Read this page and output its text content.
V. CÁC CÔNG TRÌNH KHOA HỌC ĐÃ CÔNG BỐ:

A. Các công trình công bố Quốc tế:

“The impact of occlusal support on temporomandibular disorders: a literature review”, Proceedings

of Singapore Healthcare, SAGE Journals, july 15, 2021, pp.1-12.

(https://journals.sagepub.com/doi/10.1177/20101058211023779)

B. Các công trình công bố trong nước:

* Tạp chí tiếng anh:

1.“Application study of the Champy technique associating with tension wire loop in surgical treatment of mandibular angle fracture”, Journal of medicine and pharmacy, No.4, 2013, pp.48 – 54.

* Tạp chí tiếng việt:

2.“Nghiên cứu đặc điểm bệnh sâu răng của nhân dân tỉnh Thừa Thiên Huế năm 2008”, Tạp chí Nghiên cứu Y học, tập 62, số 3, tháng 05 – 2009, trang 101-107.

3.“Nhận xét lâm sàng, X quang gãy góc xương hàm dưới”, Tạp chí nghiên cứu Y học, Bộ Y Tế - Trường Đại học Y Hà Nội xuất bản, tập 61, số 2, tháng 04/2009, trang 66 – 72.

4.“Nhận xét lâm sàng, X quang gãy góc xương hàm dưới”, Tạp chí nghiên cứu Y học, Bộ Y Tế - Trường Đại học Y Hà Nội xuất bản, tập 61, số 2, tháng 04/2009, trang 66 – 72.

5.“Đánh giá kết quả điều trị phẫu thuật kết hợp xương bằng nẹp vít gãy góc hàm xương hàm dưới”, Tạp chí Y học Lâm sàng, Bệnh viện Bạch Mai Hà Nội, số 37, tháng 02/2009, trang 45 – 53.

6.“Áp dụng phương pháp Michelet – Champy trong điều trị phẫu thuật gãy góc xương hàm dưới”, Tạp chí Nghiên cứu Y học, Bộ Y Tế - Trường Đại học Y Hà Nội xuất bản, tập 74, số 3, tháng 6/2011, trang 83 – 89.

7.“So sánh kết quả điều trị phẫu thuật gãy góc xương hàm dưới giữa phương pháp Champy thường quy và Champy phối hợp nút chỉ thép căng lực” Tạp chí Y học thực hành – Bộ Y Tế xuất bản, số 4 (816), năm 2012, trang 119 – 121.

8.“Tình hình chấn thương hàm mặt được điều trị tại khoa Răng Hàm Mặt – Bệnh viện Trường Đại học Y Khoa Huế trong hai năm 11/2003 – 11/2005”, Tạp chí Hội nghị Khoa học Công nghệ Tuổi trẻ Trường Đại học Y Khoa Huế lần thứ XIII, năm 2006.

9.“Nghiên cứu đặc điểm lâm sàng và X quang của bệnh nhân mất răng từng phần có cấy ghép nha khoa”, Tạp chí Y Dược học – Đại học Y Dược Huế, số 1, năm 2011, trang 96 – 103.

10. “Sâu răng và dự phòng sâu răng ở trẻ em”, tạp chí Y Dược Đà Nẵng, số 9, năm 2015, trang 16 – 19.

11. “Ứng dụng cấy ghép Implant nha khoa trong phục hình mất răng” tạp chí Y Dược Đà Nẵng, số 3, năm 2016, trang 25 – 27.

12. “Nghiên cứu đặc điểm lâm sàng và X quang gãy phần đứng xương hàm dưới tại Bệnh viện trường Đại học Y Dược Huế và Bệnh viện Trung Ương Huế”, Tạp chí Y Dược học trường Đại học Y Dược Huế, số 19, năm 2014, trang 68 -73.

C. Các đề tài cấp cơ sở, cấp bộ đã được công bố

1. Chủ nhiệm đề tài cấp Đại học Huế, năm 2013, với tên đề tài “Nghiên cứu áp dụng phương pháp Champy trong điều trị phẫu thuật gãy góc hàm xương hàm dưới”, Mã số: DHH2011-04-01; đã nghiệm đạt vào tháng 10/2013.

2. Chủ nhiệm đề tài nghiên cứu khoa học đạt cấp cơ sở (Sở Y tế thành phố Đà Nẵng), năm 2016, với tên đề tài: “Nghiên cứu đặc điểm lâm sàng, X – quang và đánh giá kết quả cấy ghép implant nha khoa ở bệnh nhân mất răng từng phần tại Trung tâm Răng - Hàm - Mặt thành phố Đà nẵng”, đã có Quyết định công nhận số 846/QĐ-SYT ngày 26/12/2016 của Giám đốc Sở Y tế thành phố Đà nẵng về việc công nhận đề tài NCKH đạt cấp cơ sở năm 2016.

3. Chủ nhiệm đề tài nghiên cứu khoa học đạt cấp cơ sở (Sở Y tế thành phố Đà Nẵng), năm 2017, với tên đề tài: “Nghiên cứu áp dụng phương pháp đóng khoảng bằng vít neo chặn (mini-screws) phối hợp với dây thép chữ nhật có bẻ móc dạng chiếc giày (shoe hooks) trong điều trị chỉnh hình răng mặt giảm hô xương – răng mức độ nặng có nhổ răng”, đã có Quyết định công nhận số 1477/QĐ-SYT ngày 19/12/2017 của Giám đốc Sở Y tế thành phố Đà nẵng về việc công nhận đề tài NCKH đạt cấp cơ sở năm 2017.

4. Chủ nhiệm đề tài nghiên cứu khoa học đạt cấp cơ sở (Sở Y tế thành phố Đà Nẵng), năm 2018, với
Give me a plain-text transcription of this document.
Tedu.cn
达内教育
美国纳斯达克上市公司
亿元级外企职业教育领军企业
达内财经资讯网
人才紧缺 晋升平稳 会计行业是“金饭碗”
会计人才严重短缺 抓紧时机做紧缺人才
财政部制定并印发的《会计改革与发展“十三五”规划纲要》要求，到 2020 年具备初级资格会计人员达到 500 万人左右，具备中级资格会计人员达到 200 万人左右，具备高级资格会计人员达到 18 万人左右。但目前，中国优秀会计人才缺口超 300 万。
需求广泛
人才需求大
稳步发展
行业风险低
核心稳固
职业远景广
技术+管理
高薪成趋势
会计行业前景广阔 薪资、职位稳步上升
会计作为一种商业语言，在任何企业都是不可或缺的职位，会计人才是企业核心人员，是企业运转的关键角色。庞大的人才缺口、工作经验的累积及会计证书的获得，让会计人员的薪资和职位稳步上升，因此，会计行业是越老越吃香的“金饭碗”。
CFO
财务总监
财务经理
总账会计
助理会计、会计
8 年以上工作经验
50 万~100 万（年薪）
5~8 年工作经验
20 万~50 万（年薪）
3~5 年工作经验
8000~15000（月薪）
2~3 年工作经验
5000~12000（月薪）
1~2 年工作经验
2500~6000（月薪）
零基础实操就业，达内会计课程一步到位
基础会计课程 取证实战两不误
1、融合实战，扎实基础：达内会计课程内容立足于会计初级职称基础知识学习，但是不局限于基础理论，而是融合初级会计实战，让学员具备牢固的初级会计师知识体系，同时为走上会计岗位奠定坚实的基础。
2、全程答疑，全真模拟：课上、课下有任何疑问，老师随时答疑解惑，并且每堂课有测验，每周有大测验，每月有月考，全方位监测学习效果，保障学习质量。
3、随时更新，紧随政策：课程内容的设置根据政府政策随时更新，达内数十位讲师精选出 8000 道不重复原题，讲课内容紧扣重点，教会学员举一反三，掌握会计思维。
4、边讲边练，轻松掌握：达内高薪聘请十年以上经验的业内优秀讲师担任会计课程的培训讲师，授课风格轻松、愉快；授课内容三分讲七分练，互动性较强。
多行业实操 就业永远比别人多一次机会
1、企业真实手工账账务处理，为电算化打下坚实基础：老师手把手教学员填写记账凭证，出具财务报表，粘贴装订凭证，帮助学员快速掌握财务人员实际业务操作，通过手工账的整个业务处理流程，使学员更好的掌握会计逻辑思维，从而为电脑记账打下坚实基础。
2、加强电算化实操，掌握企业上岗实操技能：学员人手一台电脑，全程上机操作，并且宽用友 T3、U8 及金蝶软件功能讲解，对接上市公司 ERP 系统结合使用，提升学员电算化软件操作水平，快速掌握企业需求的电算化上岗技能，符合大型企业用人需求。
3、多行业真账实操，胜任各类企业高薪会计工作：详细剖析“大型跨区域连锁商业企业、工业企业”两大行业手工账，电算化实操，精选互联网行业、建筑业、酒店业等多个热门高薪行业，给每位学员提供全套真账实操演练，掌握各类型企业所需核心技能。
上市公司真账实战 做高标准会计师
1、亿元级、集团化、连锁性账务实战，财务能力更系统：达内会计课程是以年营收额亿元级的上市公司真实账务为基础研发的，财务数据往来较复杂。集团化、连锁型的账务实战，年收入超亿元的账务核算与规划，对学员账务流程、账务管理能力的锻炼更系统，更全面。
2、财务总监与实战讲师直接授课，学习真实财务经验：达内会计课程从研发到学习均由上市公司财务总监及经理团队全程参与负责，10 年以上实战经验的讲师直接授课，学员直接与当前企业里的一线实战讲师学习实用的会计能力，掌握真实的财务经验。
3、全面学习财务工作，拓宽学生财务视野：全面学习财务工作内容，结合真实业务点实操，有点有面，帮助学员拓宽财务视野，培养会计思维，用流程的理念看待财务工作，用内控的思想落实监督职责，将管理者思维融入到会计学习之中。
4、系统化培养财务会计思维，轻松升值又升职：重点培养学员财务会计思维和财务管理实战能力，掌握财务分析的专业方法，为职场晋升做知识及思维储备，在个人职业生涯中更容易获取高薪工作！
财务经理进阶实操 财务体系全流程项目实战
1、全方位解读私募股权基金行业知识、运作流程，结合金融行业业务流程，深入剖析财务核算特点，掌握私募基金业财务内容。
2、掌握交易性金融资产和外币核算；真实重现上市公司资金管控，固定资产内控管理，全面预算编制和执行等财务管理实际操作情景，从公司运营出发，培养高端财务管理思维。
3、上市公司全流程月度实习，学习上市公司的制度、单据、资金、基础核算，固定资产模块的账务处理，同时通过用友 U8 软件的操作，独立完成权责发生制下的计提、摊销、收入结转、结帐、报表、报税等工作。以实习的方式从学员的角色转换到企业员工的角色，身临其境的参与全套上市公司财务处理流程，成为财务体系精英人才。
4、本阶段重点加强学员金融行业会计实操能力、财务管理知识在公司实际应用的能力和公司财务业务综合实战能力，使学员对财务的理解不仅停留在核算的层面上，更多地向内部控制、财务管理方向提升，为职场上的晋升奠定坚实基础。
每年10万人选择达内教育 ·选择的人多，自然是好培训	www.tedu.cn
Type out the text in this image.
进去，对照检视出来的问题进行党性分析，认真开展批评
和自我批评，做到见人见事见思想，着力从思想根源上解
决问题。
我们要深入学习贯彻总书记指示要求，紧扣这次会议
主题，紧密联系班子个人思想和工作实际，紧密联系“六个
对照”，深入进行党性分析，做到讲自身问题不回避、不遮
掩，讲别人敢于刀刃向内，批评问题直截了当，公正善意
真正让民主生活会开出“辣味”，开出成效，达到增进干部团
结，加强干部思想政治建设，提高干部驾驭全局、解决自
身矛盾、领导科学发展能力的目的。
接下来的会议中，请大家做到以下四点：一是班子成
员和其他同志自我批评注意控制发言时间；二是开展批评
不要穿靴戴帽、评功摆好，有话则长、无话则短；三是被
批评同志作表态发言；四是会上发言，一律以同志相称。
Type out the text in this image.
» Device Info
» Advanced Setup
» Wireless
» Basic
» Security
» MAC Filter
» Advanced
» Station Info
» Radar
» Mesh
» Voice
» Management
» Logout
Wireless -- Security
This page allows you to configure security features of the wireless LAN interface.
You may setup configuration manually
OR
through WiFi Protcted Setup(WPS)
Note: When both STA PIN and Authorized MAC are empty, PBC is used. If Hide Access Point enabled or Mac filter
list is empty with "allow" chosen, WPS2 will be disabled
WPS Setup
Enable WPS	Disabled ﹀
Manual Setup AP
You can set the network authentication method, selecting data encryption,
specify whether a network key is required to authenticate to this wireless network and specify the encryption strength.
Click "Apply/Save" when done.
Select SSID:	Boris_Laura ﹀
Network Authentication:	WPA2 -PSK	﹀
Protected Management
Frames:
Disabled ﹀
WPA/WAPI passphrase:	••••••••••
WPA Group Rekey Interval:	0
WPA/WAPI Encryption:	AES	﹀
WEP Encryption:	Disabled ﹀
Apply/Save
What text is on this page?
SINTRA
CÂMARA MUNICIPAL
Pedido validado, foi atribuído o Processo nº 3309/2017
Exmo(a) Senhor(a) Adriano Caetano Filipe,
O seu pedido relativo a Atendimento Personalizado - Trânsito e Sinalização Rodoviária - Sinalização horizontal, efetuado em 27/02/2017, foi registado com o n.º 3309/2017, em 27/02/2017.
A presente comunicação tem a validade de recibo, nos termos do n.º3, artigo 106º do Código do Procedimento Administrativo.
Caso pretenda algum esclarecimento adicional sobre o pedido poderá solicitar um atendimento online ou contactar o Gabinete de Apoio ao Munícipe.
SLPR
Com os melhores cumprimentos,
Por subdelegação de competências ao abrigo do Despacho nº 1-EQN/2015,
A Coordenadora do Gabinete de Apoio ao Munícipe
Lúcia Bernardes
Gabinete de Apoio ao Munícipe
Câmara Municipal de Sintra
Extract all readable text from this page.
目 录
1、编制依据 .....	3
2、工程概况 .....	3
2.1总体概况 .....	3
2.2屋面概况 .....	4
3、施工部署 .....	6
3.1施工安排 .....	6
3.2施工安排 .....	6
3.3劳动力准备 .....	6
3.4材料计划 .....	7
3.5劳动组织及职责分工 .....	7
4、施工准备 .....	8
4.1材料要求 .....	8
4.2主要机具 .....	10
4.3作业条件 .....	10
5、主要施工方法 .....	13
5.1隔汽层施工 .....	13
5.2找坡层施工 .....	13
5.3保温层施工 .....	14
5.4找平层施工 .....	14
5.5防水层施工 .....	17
####################
> **INSTRUCTIONS FOR THE TASK**:
Pull out each line containing the word "sàng" and copy it.

> **FULL OUTPUT**:
3.“Nhận xét lâm sàng, X quang gãy góc xương hàm dưới”, Tạp chí nghiên cứu Y học, Bộ Y Tế - Trường Đại học Y Hà Nội xuất bản, tập 61, số 2, tháng 04/2009, trang 66 – 72.
4.“Nhận xét lâm sàng, X quang gãy góc xương hàm dưới”, Tạp chí nghiên cứu Y học, Bộ Y Tế - Trường Đại học Y Hà Nội xuất bản, tập 61, số 2, tháng 04/2009, trang 66 – 72.
5.“Đánh giá kết quả điều trị phẫu thuật kết hợp xương bằng nẹp vít gãy góc hàm xương hàm dưới”, Tạp chí Y học Lâm sàng, Bệnh viện Bạch Mai Hà Nội, số 37, tháng 02/2009, trang 45 – 53.
9.“Nghiên cứu đặc điểm lâm sàng và X quang của bệnh nhân mất răng từng phần có cấy ghép nha khoa”, Tạp chí Y Dược học – Đại học Y Dược Huế, số 1, năm 2011, trang 96 – 103.
12. “Nghiên cứu đặc điểm lâm sàng và X quang gãy phần đứng xương hàm dưới tại Bệnh viện trường Đại học Y Dược Huế và Bệnh viện Trung Ương Huế”, Tạp chí Y Dược học trường Đại học Y Dược Huế, số 19, năm 2014, trang 68 -73.
2. Chủ nhiệm đề tài nghiên cứu khoa học đạt cấp cơ sở (Sở Y tế thành phố Đà Nẵng), năm 2016, với tên đề tài: “Nghiên cứu đặc điểm lâm sàng, X – quang và đánh giá kết quả cấy ghép implant nha khoa ở bệnh nhân mất răng từng phần tại Trung tâm Răng - Hàm - Mặt thành phố Đà nẵng”, đã có Quyết định công nhận số 846/QĐ-SYT ngày 26/12/2016 của Giám đốc Sở Y tế thành phố Đà nẵng về việc công nhận đề tài NCKH đạt cấp cơ sở năm 2016.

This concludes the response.